Data supplied:

★ ★ ★

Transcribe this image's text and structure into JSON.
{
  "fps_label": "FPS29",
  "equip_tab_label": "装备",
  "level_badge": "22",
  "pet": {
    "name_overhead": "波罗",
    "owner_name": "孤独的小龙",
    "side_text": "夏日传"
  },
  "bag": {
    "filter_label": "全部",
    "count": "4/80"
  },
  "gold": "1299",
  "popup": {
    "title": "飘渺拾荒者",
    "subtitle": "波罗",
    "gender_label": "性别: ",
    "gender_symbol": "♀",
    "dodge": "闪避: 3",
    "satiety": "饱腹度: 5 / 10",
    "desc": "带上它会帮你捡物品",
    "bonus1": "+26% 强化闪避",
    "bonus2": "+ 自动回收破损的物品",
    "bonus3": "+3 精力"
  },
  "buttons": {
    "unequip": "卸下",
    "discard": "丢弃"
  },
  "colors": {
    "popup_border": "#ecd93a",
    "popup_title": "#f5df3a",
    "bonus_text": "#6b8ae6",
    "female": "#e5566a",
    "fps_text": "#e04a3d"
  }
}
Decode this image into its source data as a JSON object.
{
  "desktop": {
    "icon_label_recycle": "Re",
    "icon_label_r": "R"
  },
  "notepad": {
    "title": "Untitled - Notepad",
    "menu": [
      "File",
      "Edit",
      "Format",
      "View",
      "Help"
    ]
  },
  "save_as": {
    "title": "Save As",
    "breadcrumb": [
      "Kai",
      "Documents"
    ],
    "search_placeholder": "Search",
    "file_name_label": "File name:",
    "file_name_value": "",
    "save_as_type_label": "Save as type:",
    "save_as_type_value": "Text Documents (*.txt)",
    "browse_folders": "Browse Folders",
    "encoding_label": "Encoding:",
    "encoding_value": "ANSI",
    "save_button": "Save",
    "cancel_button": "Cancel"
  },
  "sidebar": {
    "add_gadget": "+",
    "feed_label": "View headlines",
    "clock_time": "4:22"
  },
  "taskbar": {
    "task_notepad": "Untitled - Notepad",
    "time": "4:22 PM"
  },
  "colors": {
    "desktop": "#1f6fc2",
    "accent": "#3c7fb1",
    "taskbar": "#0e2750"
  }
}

★ ★ ★

What is required: Find the lines holding "JSON" and list every one.

Written response:
Transcribe this image's text and structure into JSON.
Decode this image into its source data as a JSON object.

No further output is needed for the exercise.